• Exercise brief
Images are not part of the copy; transcribe all the data exactly.

• Provided data

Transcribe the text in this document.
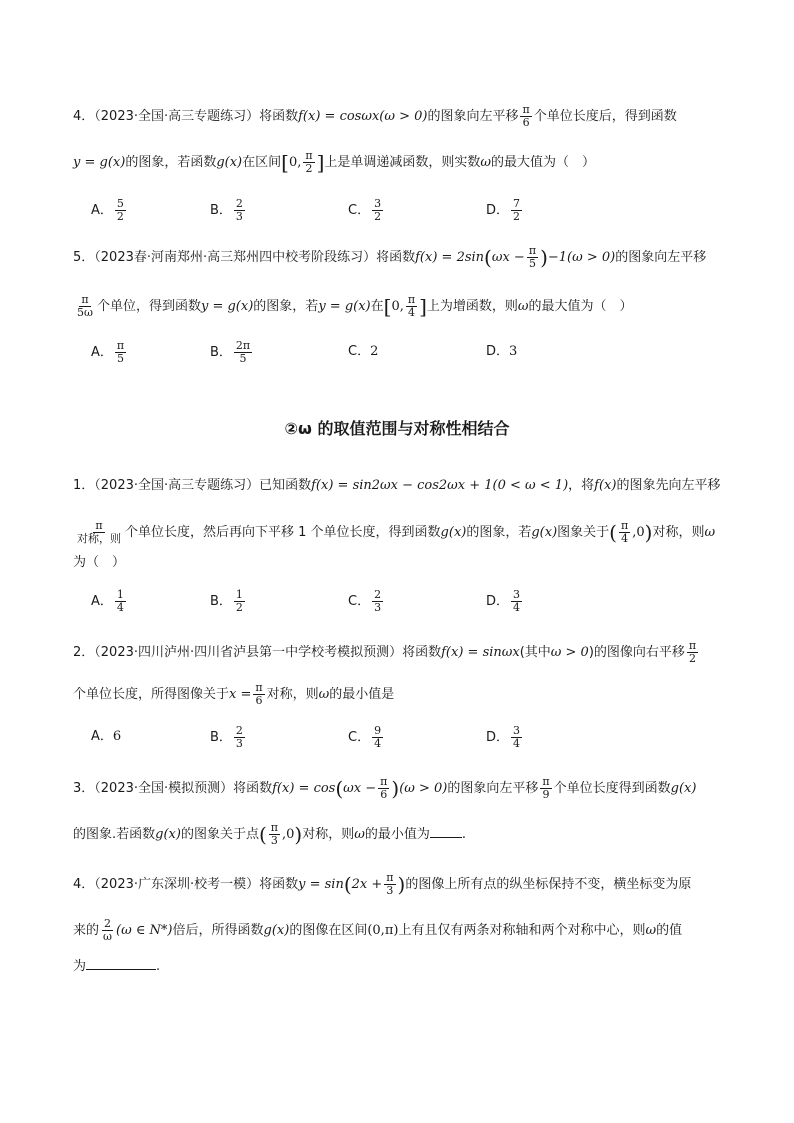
4．（2023·全国·高三专题练习）将函数f(x) = cosωx(ω > 0)的图象向左平移 $\frac{\pi}{6}$ 个单位长度后，得到函数
y = g(x)的图象，若函数g(x)在区间[0, $\frac{\pi}{2}$ ]上是单调递减函数，则实数ω的最大值为（　）
A． $\frac{5}{2}$	B． $\frac{2}{3}$	C． $\frac{3}{2}$	D． $\frac{7}{2}$
5．（2023春·河南郑州·高三郑州四中校考阶段练习）将函数$f(x) = 2\sin(\omega x - \frac{\pi}{5} )-1(\omega > 0)$的图象向左平移
$\frac{\pi}{5\omega}$ 个单位，得到函数y = g(x)的图象，若y = g(x)在[0, $\frac{\pi}{4}$ ]上为增函数，则ω的最大值为（　）
A． $\frac{\pi}{5}$	B． $\frac{2\pi}{5}$	C．2	D．3
②ω 的取值范围与对称性相结合
1．（2023·全国·高三专题练习）已知函数f(x) = sin2ωx − cos2ωx + 1(0 < ω < 1)，将f(x)的图象先向左平移
$\frac{\pi}{\text{对称，则}}$ 个单位长度，然后再向下平移 1 个单位长度，得到函数g(x)的图象，若g(x)图象关于( $\frac{\pi}{4} ,0$)对称，则ω
为（　）
A． $\frac{1}{4}$	B． $\frac{1}{2}$	C． $\frac{2}{3}$	D． $\frac{3}{4}$
2．（2023·四川泸州·四川省泸县第一中学校考模拟预测）将函数f(x) = sinωx(其中ω > 0)的图像向右平移 $\frac{\pi}{2}$
个单位长度，所得图像关于$x = \frac{\pi}{6}$ 对称，则ω的最小值是
A．6	B． $\frac{2}{3}$	C． $\frac{9}{4}$	D． $\frac{3}{4}$
3．（2023·全国·模拟预测）将函数$f(x) = \cos(\omega x - \frac{\pi}{6} )(\omega > 0)$的图象向左平移 $\frac{\pi}{9}$ 个单位长度得到函数g(x)
的图象.若函数g(x)的图象关于点( $\frac{\pi}{3} ,0$)对称，则ω的最小值为 .
4．（2023·广东深圳·校考一模）将函数$y = \sin(2x + \frac{\pi}{3}$ )的图像上所有点的纵坐标保持不变，横坐标变为原
来的 $\frac{2}{\omega} (\omega$ ∈ N*)倍后，所得函数g(x)的图像在区间(0,π)上有且仅有两条对称轴和两个对称中心，则ω的值
为	.
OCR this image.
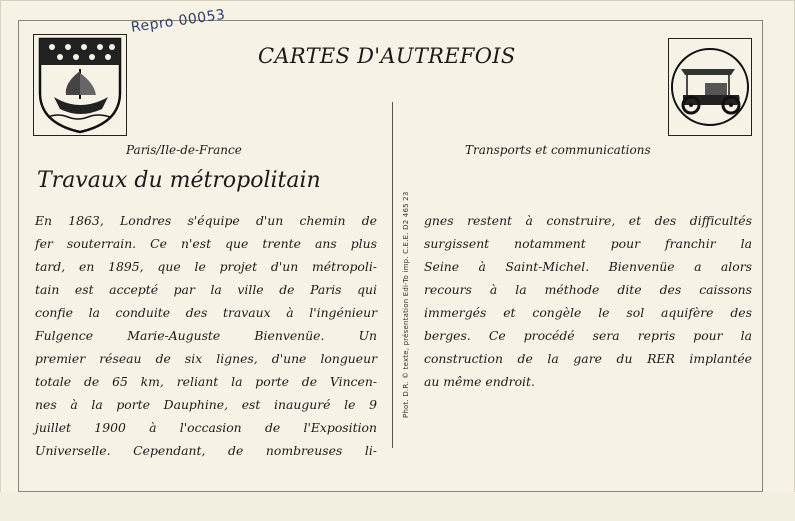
Repro 00053
CARTES D'AUTREFOIS
Paris/Ile-de-France	Transports et communications
Travaux du métropolitain
En 1863, Londres s'équipe d'un chemin de
fer souterrain. Ce n'est que trente ans plus
tard, en 1895, que le projet d'un métropoli-
tain est accepté par la ville de Paris qui
confie la conduite des travaux à l'ingénieur
Fulgence Marie-Auguste Bienvenüe. Un
premier réseau de six lignes, d'une longueur
totale de 65 km, reliant la porte de Vincen-
nes à la porte Dauphine, est inauguré le 9
juillet 1900 à l'occasion de l'Exposition
Universelle. Cependant, de nombreuses li-
Phot. D.R. © texte, présentation Edi-To imp. C.E.E. D2 465 23 gnes restent à construire, et des difficultés
surgissent notamment pour franchir la
Seine à Saint-Michel. Bienvenüe a alors
recours à la méthode dite des caissons
immergés et congèle le sol aquifère des
berges. Ce procédé sera repris pour la
construction de la gare du RER implantée
au même endroit.
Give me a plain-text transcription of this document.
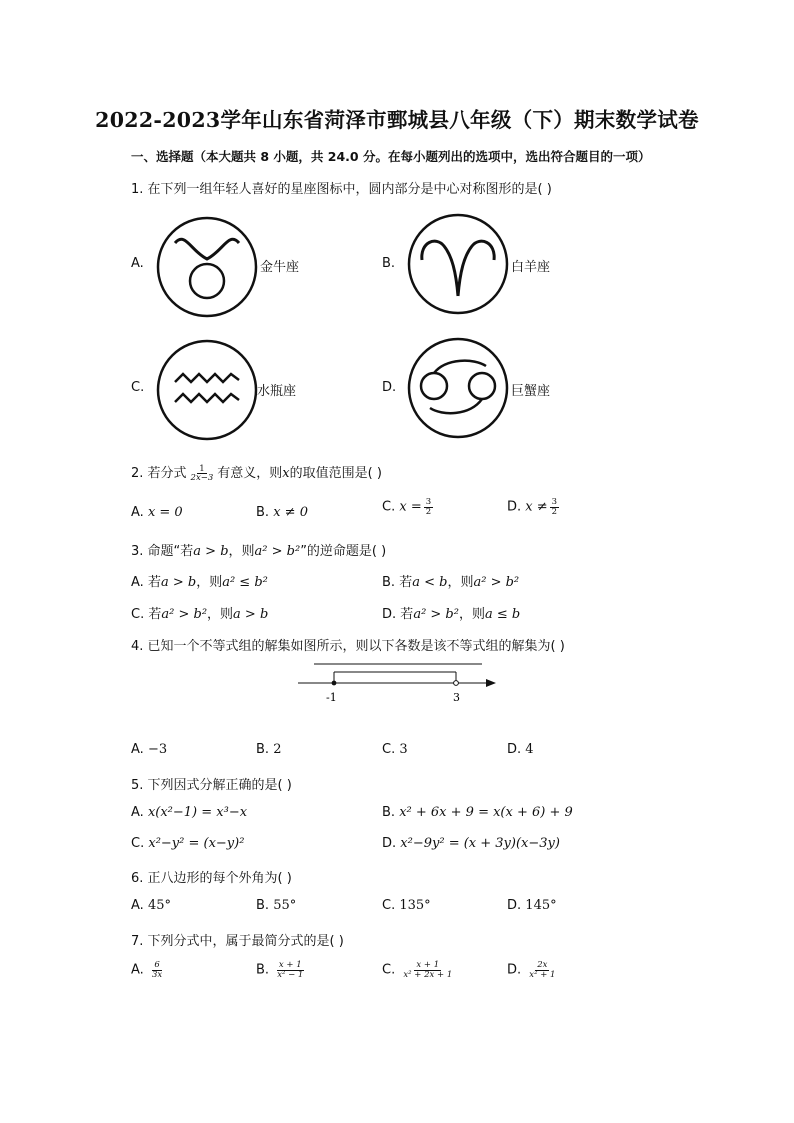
2022-2023学年山东省菏泽市鄄城县八年级（下）期末数学试卷
一、选择题（本大题共 8 小题，共 24.0 分。在每小题列出的选项中，选出符合题目的一项）
1. 在下列一组年轻人喜好的星座图标中，圆内部分是中心对称图形的是( )
A.	金牛座	B.	白羊座
C.	水瓶座	D.	巨蟹座
2. 若分式 $\frac{1}{2x-3}$ 有意义，则x的取值范围是( )
A. x = 0	B. x ≠ 0	C. $x = \frac{3}{2}$	D. $x \ne \frac{3}{2}$
3. 命题“若a > b，则a² > b²”的逆命题是( )
A. 若a > b，则a² ≤ b²	B. 若a < b，则a² > b²
C. 若a² > b²，则a > b	D. 若a² > b²，则a ≤ b
4. 已知一个不等式组的解集如图所示，则以下各数是该不等式组的解集为( )
-1	3
A. −3	B. 2	C. 3	D. 4
5. 下列因式分解正确的是( )
A. x(x²−1) = x³−x	B. x² + 6x + 9 = x(x + 6) + 9
C. x²−y² = (x−y)²	D. x²−9y² = (x + 3y)(x−3y)
6. 正八边形的每个外角为( )
A. 45°	B. 55°	C. 135°	D. 145°
7. 下列分式中，属于最简分式的是( )
A. $\frac{6}{3x}$	B. $\frac{x + 1}{\text{x² − 1}}$	C. $\frac{x + 1}{\text{x² + 2x + 1}}$	D. $\frac{2x}{\text{x² + 1}}$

• Response for this exercise
Transcribe the text in this document.
4．（2023·全国·高三专题练习）将函数f(x) = cosωx(ω > 0)的图象向左平移 $\frac{\pi}{6}$ 个单位长度后，得到函数
y = g(x)的图象，若函数g(x)在区间[0, $\frac{\pi}{2}$ ]上是单调递减函数，则实数ω的最大值为（　）
A． $\frac{5}{2}$	B． $\frac{2}{3}$	C． $\frac{3}{2}$	D． $\frac{7}{2}$
5．（2023春·河南郑州·高三郑州四中校考阶段练习）将函数$f(x) = 2\sin(\omega x - \frac{\pi}{5} )-1(\omega > 0)$的图象向左平移
$\frac{\pi}{5\omega}$ 个单位，得到函数y = g(x)的图象，若y = g(x)在[0, $\frac{\pi}{4}$ ]上为增函数，则ω的最大值为（　）
A． $\frac{\pi}{5}$	B． $\frac{2\pi}{5}$	C．2	D．3
②ω 的取值范围与对称性相结合
1．（2023·全国·高三专题练习）已知函数f(x) = sin2ωx − cos2ωx + 1(0 < ω < 1)，将f(x)的图象先向左平移
$\frac{\pi}{\text{对称，则}}$ 个单位长度，然后再向下平移 1 个单位长度，得到函数g(x)的图象，若g(x)图象关于( $\frac{\pi}{4} ,0$)对称，则ω
为（　）
A． $\frac{1}{4}$	B． $\frac{1}{2}$	C． $\frac{2}{3}$	D． $\frac{3}{4}$
2．（2023·四川泸州·四川省泸县第一中学校考模拟预测）将函数f(x) = sinωx(其中ω > 0)的图像向右平移 $\frac{\pi}{2}$
个单位长度，所得图像关于$x = \frac{\pi}{6}$ 对称，则ω的最小值是
A．6	B． $\frac{2}{3}$	C． $\frac{9}{4}$	D． $\frac{3}{4}$
3．（2023·全国·模拟预测）将函数$f(x) = \cos(\omega x - \frac{\pi}{6} )(\omega > 0)$的图象向左平移 $\frac{\pi}{9}$ 个单位长度得到函数g(x)
的图象.若函数g(x)的图象关于点( $\frac{\pi}{3} ,0$)对称，则ω的最小值为 .
4．（2023·广东深圳·校考一模）将函数$y = \sin(2x + \frac{\pi}{3}$ )的图像上所有点的纵坐标保持不变，横坐标变为原
来的 $\frac{2}{\omega} (\omega$ ∈ N*)倍后，所得函数g(x)的图像在区间(0,π)上有且仅有两条对称轴和两个对称中心，则ω的值
为	.
OCR this image.
Repro 00053
CARTES D'AUTREFOIS
Paris/Ile-de-France	Transports et communications
Travaux du métropolitain
En 1863, Londres s'équipe d'un chemin de
fer souterrain. Ce n'est que trente ans plus
tard, en 1895, que le projet d'un métropoli-
tain est accepté par la ville de Paris qui
confie la conduite des travaux à l'ingénieur
Fulgence Marie-Auguste Bienvenüe. Un
premier réseau de six lignes, d'une longueur
totale de 65 km, reliant la porte de Vincen-
nes à la porte Dauphine, est inauguré le 9
juillet 1900 à l'occasion de l'Exposition
Universelle. Cependant, de nombreuses li-
Phot. D.R. © texte, présentation Edi-To imp. C.E.E. D2 465 23 gnes restent à construire, et des difficultés
surgissent notamment pour franchir la
Seine à Saint-Michel. Bienvenüe a alors
recours à la méthode dite des caissons
immergés et congèle le sol aquifère des
berges. Ce procédé sera repris pour la
construction de la gare du RER implantée
au même endroit.
Give me a plain-text transcription of this document.
2022-2023学年山东省菏泽市鄄城县八年级（下）期末数学试卷
一、选择题（本大题共 8 小题，共 24.0 分。在每小题列出的选项中，选出符合题目的一项）
1. 在下列一组年轻人喜好的星座图标中，圆内部分是中心对称图形的是( )
A.	金牛座	B.	白羊座
C.	水瓶座	D.	巨蟹座
2. 若分式 $\frac{1}{2x-3}$ 有意义，则x的取值范围是( )
A. x = 0	B. x ≠ 0	C. $x = \frac{3}{2}$	D. $x \ne \frac{3}{2}$
3. 命题“若a > b，则a² > b²”的逆命题是( )
A. 若a > b，则a² ≤ b²	B. 若a < b，则a² > b²
C. 若a² > b²，则a > b	D. 若a² > b²，则a ≤ b
4. 已知一个不等式组的解集如图所示，则以下各数是该不等式组的解集为( )
-1	3
A. −3	B. 2	C. 3	D. 4
5. 下列因式分解正确的是( )
A. x(x²−1) = x³−x	B. x² + 6x + 9 = x(x + 6) + 9
C. x²−y² = (x−y)²	D. x²−9y² = (x + 3y)(x−3y)
6. 正八边形的每个外角为( )
A. 45°	B. 55°	C. 135°	D. 145°
7. 下列分式中，属于最简分式的是( )
A. $\frac{6}{3x}$	B. $\frac{x + 1}{\text{x² − 1}}$	C. $\frac{x + 1}{\text{x² + 2x + 1}}$	D. $\frac{2x}{\text{x² + 1}}$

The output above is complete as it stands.